Records that describe figures
## start

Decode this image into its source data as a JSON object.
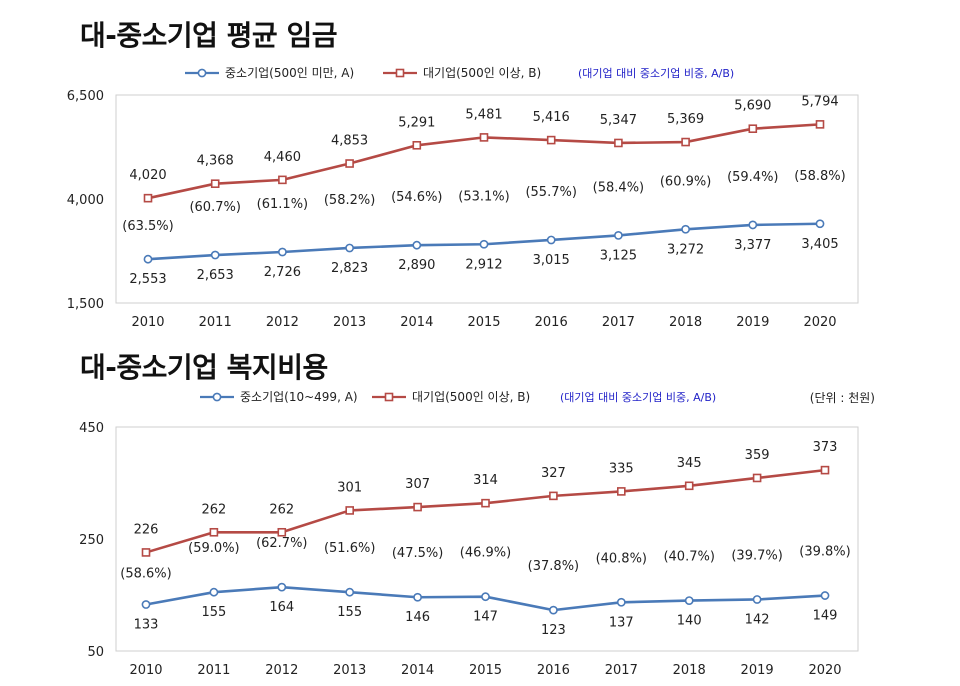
{
  "colors": {
    "small": "#4a7ab8",
    "large": "#b54a45",
    "ratio": "#2323c8",
    "highlight": "#e02020",
    "text": "#222222"
  },
  "chart_data": [
    {
      "type": "line",
      "title": "대-중소기업 평균 임금",
      "legend": {
        "small": "중소기업(500인 미만, A)",
        "large": "대기업(500인 이상, B)",
        "ratio": "(대기업 대비 중소기업 비중, A/B)"
      },
      "unit": "",
      "x": [
        "2010",
        "2011",
        "2012",
        "2013",
        "2014",
        "2015",
        "2016",
        "2017",
        "2018",
        "2019",
        "2020"
      ],
      "ylim": [
        1500,
        6500
      ],
      "yticks": [
        "1,500",
        "4,000",
        "6,500"
      ],
      "yticks_values": [
        1500,
        4000,
        6500
      ],
      "series": [
        {
          "name": "대기업(500인 이상, B)",
          "key": "large",
          "values": [
            4020,
            4368,
            4460,
            4853,
            5291,
            5481,
            5416,
            5347,
            5369,
            5690,
            5794
          ],
          "labels": [
            "4,020",
            "4,368",
            "4,460",
            "4,853",
            "5,291",
            "5,481",
            "5,416",
            "5,347",
            "5,369",
            "5,690",
            "5,794"
          ]
        },
        {
          "name": "중소기업(500인 미만, A)",
          "key": "small",
          "values": [
            2553,
            2653,
            2726,
            2823,
            2890,
            2912,
            3015,
            3125,
            3272,
            3377,
            3405
          ],
          "labels": [
            "2,553",
            "2,653",
            "2,726",
            "2,823",
            "2,890",
            "2,912",
            "3,015",
            "3,125",
            "3,272",
            "3,377",
            "3,405"
          ]
        }
      ],
      "ratio": [
        "(63.5%)",
        "(60.7%)",
        "(61.1%)",
        "(58.2%)",
        "(54.6%)",
        "(53.1%)",
        "(55.7%)",
        "(58.4%)",
        "(60.9%)",
        "(59.4%)",
        "(58.8%)"
      ]
    },
    {
      "type": "line",
      "title": "대-중소기업 복지비용",
      "legend": {
        "small": "중소기업(10~499, A)",
        "large": "대기업(500인 이상, B)",
        "ratio": "(대기업 대비 중소기업 비중, A/B)"
      },
      "unit": "(단위 : 천원)",
      "x": [
        "2010",
        "2011",
        "2012",
        "2013",
        "2014",
        "2015",
        "2016",
        "2017",
        "2018",
        "2019",
        "2020"
      ],
      "ylim": [
        50,
        450
      ],
      "yticks": [
        "50",
        "250",
        "450"
      ],
      "yticks_values": [
        50,
        250,
        450
      ],
      "series": [
        {
          "name": "대기업(500인 이상, B)",
          "key": "large",
          "values": [
            226,
            262,
            262,
            301,
            307,
            314,
            327,
            335,
            345,
            359,
            373
          ],
          "labels": [
            "226",
            "262",
            "262",
            "301",
            "307",
            "314",
            "327",
            "335",
            "345",
            "359",
            "373"
          ]
        },
        {
          "name": "중소기업(10~499, A)",
          "key": "small",
          "values": [
            133,
            155,
            164,
            155,
            146,
            147,
            123,
            137,
            140,
            142,
            149
          ],
          "labels": [
            "133",
            "155",
            "164",
            "155",
            "146",
            "147",
            "123",
            "137",
            "140",
            "142",
            "149"
          ]
        }
      ],
      "ratio": [
        "(58.6%)",
        "(59.0%)",
        "(62.7%)",
        "(51.6%)",
        "(47.5%)",
        "(46.9%)",
        "(37.8%)",
        "(40.8%)",
        "(40.7%)",
        "(39.7%)",
        "(39.8%)"
      ]
    }
  ]
}
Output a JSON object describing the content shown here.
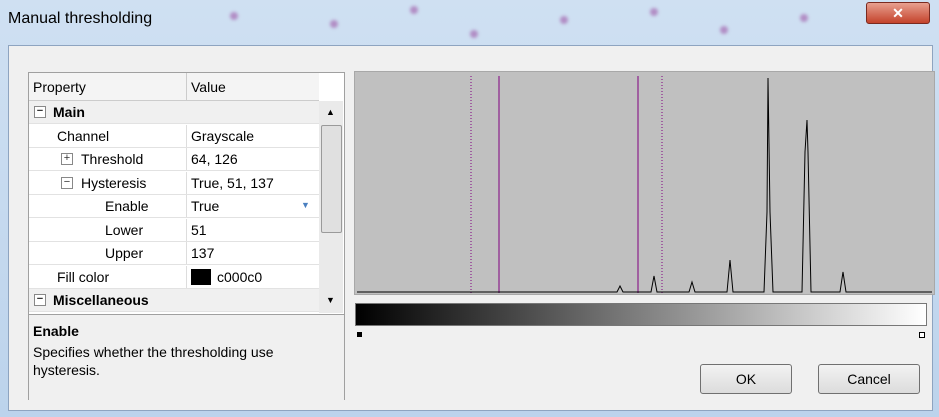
{
  "window": {
    "title": "Manual thresholding"
  },
  "property_grid": {
    "headers": [
      "Property",
      "Value"
    ],
    "rows": [
      {
        "label": "Main"
      },
      {
        "label": "Channel",
        "value": "Grayscale"
      },
      {
        "label": "Threshold",
        "value": "64, 126"
      },
      {
        "label": "Hysteresis",
        "value": "True, 51, 137"
      },
      {
        "label": "Enable",
        "value": "True"
      },
      {
        "label": "Lower",
        "value": "51"
      },
      {
        "label": "Upper",
        "value": "137"
      },
      {
        "label": "Fill color",
        "value": "c000c0"
      },
      {
        "label": "Miscellaneous"
      }
    ]
  },
  "description": {
    "title": "Enable",
    "text": "Specifies whether the thresholding use hysteresis."
  },
  "buttons": {
    "ok": "OK",
    "cancel": "Cancel"
  }
}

## end

◆ **EXERCISE REQUIREMENTS**:
What is the number of lines in the records that contain "JSON"? Give that number only.

◆ **TASK RESPONSE**:
2